— start of SUPPLIED ENTRIES —
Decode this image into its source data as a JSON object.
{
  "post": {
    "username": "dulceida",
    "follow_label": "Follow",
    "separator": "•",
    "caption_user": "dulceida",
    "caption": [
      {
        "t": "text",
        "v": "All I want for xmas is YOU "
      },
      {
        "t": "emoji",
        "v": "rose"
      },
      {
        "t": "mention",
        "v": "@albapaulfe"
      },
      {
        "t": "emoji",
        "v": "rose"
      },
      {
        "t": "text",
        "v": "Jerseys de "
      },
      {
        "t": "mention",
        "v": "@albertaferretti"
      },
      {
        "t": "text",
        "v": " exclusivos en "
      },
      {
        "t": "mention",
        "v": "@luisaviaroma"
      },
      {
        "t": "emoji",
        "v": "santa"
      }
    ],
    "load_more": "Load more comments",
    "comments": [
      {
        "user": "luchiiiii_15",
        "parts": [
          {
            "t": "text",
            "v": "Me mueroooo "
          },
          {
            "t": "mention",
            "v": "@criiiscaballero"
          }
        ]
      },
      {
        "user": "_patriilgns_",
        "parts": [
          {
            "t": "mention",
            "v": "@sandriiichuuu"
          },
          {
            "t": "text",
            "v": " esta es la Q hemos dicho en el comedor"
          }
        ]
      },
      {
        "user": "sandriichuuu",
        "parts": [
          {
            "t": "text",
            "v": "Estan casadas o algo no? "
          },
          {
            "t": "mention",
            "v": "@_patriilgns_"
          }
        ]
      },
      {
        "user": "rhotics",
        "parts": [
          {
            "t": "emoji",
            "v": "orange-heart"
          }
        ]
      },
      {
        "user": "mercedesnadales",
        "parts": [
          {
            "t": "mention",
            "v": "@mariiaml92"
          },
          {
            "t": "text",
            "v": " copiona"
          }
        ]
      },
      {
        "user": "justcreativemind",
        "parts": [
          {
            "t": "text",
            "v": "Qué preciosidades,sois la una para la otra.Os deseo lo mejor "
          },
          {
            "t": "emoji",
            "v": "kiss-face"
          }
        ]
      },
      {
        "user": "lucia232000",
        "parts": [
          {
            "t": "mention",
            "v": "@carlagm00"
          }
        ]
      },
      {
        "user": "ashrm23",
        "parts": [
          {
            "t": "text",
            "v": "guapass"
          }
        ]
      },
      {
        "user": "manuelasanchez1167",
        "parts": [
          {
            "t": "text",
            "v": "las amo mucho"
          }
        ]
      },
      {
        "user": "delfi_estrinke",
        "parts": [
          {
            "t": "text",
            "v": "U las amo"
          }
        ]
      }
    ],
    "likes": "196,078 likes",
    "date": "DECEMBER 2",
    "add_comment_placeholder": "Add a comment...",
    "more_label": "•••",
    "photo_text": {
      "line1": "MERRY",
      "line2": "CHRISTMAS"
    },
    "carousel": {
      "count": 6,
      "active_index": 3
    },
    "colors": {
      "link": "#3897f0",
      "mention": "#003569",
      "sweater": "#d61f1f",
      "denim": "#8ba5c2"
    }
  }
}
— end of SUPPLIED ENTRIES —
Faithfully copy every entry, leaving nothing out.

SOLVED EXERCISE -
Decode this image into its source data as a JSON object.
{
  "post": {
    "username": "dulceida",
    "follow_label": "Follow",
    "separator": "•",
    "caption_user": "dulceida",
    "caption": [
      {
        "t": "text",
        "v": "All I want for xmas is YOU "
      },
      {
        "t": "emoji",
        "v": "rose"
      },
      {
        "t": "mention",
        "v": "@albapaulfe"
      },
      {
        "t": "emoji",
        "v": "rose"
      },
      {
        "t": "text",
        "v": "Jerseys de "
      },
      {
        "t": "mention",
        "v": "@albertaferretti"
      },
      {
        "t": "text",
        "v": " exclusivos en "
      },
      {
        "t": "mention",
        "v": "@luisaviaroma"
      },
      {
        "t": "emoji",
        "v": "santa"
      }
    ],
    "load_more": "Load more comments",
    "comments": [
      {
        "user": "luchiiiii_15",
        "parts": [
          {
            "t": "text",
            "v": "Me mueroooo "
          },
          {
            "t": "mention",
            "v": "@criiiscaballero"
          }
        ]
      },
      {
        "user": "_patriilgns_",
        "parts": [
          {
            "t": "mention",
            "v": "@sandriiichuuu"
          },
          {
            "t": "text",
            "v": " esta es la Q hemos dicho en el comedor"
          }
        ]
      },
      {
        "user": "sandriichuuu",
        "parts": [
          {
            "t": "text",
            "v": "Estan casadas o algo no? "
          },
          {
            "t": "mention",
            "v": "@_patriilgns_"
          }
        ]
      },
      {
        "user": "rhotics",
        "parts": [
          {
            "t": "emoji",
            "v": "orange-heart"
          }
        ]
      },
      {
        "user": "mercedesnadales",
        "parts": [
          {
            "t": "mention",
            "v": "@mariiaml92"
          },
          {
            "t": "text",
            "v": " copiona"
          }
        ]
      },
      {
        "user": "justcreativemind",
        "parts": [
          {
            "t": "text",
            "v": "Qué preciosidades,sois la una para la otra.Os deseo lo mejor "
          },
          {
            "t": "emoji",
            "v": "kiss-face"
          }
        ]
      },
      {
        "user": "lucia232000",
        "parts": [
          {
            "t": "mention",
            "v": "@carlagm00"
          }
        ]
      },
      {
        "user": "ashrm23",
        "parts": [
          {
            "t": "text",
            "v": "guapass"
          }
        ]
      },
      {
        "user": "manuelasanchez1167",
        "parts": [
          {
            "t": "text",
            "v": "las amo mucho"
          }
        ]
      },
      {
        "user": "delfi_estrinke",
        "parts": [
          {
            "t": "text",
            "v": "U las amo"
          }
        ]
      }
    ],
    "likes": "196,078 likes",
    "date": "DECEMBER 2",
    "add_comment_placeholder": "Add a comment...",
    "more_label": "•••",
    "photo_text": {
      "line1": "MERRY",
      "line2": "CHRISTMAS"
    },
    "carousel": {
      "count": 6,
      "active_index": 3
    },
    "colors": {
      "link": "#3897f0",
      "mention": "#003569",
      "sweater": "#d61f1f",
      "denim": "#8ba5c2"
    }
  }
}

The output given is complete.